## PROVIDED RECORDS

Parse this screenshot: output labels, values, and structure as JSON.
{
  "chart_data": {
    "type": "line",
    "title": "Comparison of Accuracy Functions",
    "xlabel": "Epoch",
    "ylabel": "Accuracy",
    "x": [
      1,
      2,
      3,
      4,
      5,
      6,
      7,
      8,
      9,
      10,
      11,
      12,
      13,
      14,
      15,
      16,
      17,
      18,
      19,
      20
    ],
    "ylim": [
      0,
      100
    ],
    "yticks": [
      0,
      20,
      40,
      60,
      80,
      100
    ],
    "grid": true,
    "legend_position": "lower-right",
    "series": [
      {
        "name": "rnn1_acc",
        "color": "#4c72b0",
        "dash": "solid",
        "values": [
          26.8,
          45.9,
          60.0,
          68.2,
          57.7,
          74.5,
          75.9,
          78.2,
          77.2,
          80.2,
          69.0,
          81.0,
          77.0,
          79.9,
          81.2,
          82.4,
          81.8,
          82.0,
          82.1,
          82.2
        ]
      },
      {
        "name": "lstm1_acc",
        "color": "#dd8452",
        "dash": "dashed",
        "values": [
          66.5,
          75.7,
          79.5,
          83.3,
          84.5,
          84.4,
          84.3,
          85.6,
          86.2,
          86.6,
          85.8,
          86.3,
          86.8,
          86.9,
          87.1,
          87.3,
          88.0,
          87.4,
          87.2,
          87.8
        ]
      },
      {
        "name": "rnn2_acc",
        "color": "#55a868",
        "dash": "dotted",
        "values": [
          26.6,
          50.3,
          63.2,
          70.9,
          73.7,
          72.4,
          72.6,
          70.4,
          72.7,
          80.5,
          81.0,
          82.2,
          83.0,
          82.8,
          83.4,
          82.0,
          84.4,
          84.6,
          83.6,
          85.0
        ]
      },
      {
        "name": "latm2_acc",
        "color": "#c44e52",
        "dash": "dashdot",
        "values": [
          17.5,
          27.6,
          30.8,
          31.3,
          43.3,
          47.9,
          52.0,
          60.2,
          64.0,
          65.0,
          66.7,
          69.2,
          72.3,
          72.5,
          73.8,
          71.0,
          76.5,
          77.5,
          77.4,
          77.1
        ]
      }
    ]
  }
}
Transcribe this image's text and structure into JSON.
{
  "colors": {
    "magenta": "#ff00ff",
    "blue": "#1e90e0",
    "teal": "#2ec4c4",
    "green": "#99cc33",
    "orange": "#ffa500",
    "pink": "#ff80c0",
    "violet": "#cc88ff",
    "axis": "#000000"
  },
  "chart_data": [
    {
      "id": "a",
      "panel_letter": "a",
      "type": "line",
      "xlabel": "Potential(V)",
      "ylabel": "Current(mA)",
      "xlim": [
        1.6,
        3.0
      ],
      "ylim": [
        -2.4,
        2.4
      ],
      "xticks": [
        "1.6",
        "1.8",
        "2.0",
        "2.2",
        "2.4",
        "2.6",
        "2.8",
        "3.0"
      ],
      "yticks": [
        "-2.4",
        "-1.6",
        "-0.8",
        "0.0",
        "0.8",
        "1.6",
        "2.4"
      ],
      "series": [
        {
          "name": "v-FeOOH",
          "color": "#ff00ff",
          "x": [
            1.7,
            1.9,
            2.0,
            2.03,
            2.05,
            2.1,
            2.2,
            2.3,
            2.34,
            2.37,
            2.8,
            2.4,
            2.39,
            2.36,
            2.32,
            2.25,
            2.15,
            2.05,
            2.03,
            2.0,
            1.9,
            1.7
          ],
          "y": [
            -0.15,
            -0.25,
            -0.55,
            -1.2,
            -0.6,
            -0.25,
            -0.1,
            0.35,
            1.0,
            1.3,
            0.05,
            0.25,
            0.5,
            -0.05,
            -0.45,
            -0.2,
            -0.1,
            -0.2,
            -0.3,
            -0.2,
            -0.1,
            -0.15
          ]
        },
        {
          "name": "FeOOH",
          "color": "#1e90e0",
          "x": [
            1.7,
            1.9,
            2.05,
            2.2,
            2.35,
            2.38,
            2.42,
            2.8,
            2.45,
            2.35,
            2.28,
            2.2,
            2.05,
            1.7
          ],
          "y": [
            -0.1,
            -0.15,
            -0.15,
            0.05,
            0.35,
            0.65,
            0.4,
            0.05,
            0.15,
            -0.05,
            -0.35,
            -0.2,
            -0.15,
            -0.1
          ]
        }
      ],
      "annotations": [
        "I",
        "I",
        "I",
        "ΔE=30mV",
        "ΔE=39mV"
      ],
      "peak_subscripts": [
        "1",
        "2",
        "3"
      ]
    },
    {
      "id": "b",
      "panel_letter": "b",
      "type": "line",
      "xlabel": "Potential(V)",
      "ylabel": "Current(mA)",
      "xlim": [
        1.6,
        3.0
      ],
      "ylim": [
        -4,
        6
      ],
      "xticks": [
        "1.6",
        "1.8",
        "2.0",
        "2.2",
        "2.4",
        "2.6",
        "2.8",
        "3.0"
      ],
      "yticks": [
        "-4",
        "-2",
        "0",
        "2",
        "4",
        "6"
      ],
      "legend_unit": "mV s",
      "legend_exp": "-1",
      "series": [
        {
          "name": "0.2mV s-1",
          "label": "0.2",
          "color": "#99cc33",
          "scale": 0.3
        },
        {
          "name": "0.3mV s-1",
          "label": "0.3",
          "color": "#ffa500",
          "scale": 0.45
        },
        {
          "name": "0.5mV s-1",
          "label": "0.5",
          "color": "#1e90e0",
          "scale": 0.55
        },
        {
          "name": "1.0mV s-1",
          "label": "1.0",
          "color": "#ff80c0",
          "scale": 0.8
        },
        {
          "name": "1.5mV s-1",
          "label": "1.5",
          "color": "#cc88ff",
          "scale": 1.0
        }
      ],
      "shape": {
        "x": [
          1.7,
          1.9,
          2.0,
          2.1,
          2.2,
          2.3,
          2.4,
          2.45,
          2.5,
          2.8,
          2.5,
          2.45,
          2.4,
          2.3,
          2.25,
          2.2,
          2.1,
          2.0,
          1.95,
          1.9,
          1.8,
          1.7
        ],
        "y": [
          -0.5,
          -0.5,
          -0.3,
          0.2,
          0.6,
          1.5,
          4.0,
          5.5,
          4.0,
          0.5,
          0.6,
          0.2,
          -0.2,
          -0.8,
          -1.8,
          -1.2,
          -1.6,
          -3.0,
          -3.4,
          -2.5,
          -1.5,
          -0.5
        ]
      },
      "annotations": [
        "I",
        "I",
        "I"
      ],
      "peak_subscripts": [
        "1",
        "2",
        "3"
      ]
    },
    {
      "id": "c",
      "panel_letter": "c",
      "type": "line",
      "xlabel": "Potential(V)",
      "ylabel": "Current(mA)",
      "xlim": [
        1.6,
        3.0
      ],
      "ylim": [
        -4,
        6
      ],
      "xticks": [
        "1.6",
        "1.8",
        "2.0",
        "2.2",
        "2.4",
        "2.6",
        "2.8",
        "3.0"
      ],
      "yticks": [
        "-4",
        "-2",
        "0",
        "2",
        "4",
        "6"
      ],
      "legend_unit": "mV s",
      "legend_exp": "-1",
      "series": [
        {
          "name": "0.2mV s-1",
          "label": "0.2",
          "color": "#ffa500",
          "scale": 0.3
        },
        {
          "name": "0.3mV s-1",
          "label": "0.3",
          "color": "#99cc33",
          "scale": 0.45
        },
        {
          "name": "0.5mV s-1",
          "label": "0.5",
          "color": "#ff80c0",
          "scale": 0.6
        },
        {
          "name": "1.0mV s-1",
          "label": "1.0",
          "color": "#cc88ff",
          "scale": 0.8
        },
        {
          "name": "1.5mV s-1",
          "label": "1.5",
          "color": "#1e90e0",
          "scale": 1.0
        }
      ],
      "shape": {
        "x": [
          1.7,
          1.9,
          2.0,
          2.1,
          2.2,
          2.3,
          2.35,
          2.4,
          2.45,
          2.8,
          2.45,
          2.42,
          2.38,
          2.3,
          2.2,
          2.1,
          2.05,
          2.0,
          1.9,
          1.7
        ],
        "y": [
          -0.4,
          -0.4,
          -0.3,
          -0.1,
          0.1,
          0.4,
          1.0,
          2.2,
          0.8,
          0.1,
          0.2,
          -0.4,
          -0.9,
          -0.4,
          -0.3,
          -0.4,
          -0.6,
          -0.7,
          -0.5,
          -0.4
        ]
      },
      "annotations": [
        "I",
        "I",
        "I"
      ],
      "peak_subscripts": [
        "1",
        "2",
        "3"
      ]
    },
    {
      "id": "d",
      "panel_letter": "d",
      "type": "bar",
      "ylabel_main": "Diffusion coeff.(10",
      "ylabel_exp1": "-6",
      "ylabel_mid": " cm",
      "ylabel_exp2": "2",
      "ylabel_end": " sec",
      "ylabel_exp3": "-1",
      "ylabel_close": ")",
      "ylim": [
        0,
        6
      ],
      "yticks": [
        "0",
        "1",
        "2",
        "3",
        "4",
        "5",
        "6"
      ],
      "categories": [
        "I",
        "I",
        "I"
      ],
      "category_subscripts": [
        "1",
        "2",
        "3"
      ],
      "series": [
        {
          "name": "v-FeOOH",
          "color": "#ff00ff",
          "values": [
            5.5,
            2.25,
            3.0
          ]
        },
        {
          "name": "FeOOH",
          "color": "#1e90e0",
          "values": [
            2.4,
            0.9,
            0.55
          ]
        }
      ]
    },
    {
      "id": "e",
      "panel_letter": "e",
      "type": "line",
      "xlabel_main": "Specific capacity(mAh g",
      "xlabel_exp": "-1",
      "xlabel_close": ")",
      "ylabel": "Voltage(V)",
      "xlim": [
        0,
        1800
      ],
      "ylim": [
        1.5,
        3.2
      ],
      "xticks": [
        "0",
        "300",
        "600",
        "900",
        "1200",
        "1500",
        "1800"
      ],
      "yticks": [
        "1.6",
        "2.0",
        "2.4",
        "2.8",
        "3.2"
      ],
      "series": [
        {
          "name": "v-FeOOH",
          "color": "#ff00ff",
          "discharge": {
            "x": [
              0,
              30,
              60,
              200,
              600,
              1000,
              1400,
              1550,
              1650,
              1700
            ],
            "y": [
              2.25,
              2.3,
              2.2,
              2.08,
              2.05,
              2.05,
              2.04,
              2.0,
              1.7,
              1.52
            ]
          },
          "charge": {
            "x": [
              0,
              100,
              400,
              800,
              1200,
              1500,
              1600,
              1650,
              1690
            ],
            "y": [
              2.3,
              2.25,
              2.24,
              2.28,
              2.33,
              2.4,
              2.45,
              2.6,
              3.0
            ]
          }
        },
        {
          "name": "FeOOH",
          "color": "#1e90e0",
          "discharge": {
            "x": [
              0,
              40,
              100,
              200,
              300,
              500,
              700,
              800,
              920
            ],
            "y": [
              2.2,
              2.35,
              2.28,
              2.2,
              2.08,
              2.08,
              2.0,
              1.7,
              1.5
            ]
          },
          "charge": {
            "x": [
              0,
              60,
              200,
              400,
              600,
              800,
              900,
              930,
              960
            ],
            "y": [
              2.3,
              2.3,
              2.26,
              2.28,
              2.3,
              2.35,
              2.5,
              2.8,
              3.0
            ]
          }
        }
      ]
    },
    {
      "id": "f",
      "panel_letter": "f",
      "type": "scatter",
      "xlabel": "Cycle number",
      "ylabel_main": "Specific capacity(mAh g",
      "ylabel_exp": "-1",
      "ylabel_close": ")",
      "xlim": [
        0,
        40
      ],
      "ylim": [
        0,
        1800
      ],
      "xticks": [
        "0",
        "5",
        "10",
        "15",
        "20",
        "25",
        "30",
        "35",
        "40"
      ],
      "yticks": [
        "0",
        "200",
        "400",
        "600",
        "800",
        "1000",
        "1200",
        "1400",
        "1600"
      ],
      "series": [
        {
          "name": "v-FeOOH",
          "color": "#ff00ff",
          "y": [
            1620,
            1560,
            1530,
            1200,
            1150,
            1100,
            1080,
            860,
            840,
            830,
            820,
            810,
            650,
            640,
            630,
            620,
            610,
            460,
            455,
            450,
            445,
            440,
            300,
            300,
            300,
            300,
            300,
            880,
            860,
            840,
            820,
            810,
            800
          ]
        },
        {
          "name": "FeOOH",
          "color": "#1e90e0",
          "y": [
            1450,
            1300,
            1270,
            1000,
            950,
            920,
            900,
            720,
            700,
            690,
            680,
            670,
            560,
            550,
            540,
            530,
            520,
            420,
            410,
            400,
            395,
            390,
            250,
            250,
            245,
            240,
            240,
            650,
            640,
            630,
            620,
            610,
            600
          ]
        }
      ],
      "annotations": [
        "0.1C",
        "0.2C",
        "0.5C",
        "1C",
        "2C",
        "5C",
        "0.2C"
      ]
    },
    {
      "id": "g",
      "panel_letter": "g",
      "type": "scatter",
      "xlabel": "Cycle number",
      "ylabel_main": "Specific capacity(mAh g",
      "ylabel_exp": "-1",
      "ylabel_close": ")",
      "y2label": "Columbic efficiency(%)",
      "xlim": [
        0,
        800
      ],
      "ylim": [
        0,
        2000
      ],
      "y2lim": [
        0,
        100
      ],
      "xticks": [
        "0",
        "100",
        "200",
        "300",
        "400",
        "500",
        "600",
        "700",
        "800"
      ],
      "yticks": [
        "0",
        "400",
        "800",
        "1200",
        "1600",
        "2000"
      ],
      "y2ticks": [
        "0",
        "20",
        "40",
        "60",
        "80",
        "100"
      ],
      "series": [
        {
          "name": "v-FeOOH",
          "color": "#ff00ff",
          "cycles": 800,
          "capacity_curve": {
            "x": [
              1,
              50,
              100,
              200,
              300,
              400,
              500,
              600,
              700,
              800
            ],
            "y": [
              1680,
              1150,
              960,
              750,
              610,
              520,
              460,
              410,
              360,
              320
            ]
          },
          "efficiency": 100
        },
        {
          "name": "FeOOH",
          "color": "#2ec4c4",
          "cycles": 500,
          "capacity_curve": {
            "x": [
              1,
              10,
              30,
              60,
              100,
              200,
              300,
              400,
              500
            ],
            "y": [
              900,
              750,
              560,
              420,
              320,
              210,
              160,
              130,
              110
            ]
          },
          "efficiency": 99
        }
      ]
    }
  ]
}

## TASK REQUIREMENTS
From the records above, pull out every line containing the word "Accuracy".

## EXERCISE SOLUTION
    "title": "Comparison of Accuracy Functions",
    "ylabel": "Accuracy",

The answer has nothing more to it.